_GIVEN INSTRUCTION_:
Return all entries precisely as they stand, without the images.

_MATERIALS PROVIDED_:
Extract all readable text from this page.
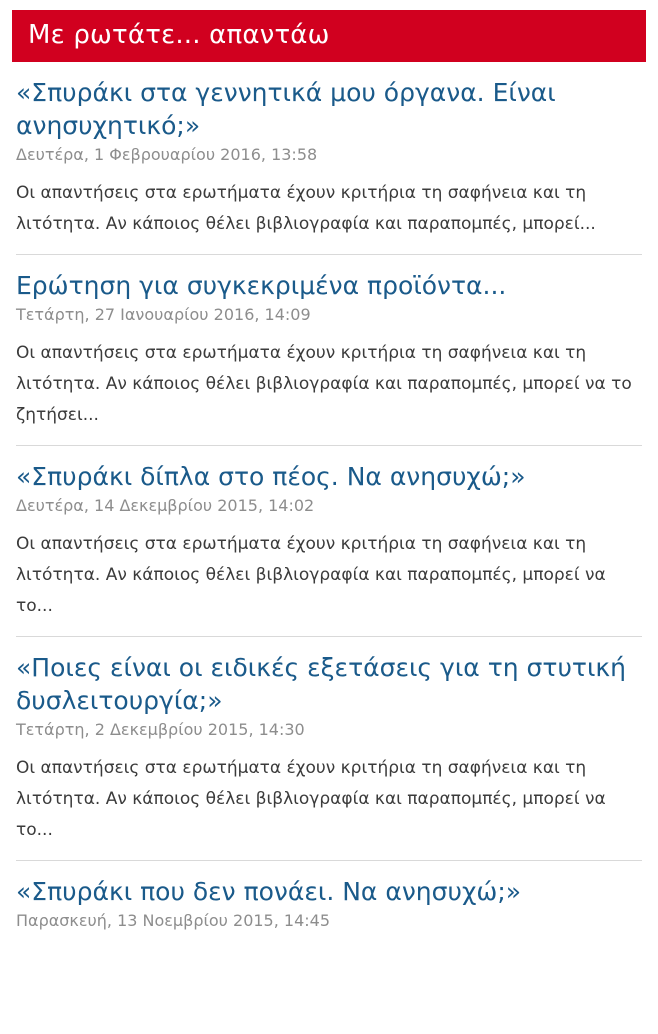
Με ρωτάτε... απαντάω
«Σπυράκι στα γεννητικά μου όργανα. Είναι ανησυχητικό;»
Δευτέρα, 1 Φεβρουαρίου 2016, 13:58

Οι απαντήσεις στα ερωτήματα έχουν κριτήρια τη σαφήνεια και τη λιτότητα. Αν κάποιος θέλει βιβλιογραφία και παραπομπές, μπορεί...

Ερώτηση για συγκεκριμένα προϊόντα...
Τετάρτη, 27 Ιανουαρίου 2016, 14:09

Οι απαντήσεις στα ερωτήματα έχουν κριτήρια τη σαφήνεια και τη λιτότητα. Αν κάποιος θέλει βιβλιογραφία και παραπομπές, μπορεί να το ζητήσει...

«Σπυράκι δίπλα στο πέος. Να ανησυχώ;»
Δευτέρα, 14 Δεκεμβρίου 2015, 14:02

Οι απαντήσεις στα ερωτήματα έχουν κριτήρια τη σαφήνεια και τη λιτότητα. Αν κάποιος θέλει βιβλιογραφία και παραπομπές, μπορεί να το...

«Ποιες είναι οι ειδικές εξετάσεις για τη στυτική δυσλειτουργία;»
Τετάρτη, 2 Δεκεμβρίου 2015, 14:30

Οι απαντήσεις στα ερωτήματα έχουν κριτήρια τη σαφήνεια και τη λιτότητα. Αν κάποιος θέλει βιβλιογραφία και παραπομπές, μπορεί να το...

«Σπυράκι που δεν πονάει. Να ανησυχώ;»
Παρασκευή, 13 Νοεμβρίου 2015, 14:45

_TASK SOLUTION_:
Extract all readable text from this page.
Με ρωτάτε... απαντάω
«Σπυράκι στα γεννητικά μου όργανα. Είναι ανησυχητικό;»
Δευτέρα, 1 Φεβρουαρίου 2016, 13:58

Οι απαντήσεις στα ερωτήματα έχουν κριτήρια τη σαφήνεια και τη λιτότητα. Αν κάποιος θέλει βιβλιογραφία και παραπομπές, μπορεί...

Ερώτηση για συγκεκριμένα προϊόντα...
Τετάρτη, 27 Ιανουαρίου 2016, 14:09

Οι απαντήσεις στα ερωτήματα έχουν κριτήρια τη σαφήνεια και τη λιτότητα. Αν κάποιος θέλει βιβλιογραφία και παραπομπές, μπορεί να το ζητήσει...

«Σπυράκι δίπλα στο πέος. Να ανησυχώ;»
Δευτέρα, 14 Δεκεμβρίου 2015, 14:02

Οι απαντήσεις στα ερωτήματα έχουν κριτήρια τη σαφήνεια και τη λιτότητα. Αν κάποιος θέλει βιβλιογραφία και παραπομπές, μπορεί να το...

«Ποιες είναι οι ειδικές εξετάσεις για τη στυτική δυσλειτουργία;»
Τετάρτη, 2 Δεκεμβρίου 2015, 14:30

Οι απαντήσεις στα ερωτήματα έχουν κριτήρια τη σαφήνεια και τη λιτότητα. Αν κάποιος θέλει βιβλιογραφία και παραπομπές, μπορεί να το...

«Σπυράκι που δεν πονάει. Να ανησυχώ;»
Παρασκευή, 13 Νοεμβρίου 2015, 14:45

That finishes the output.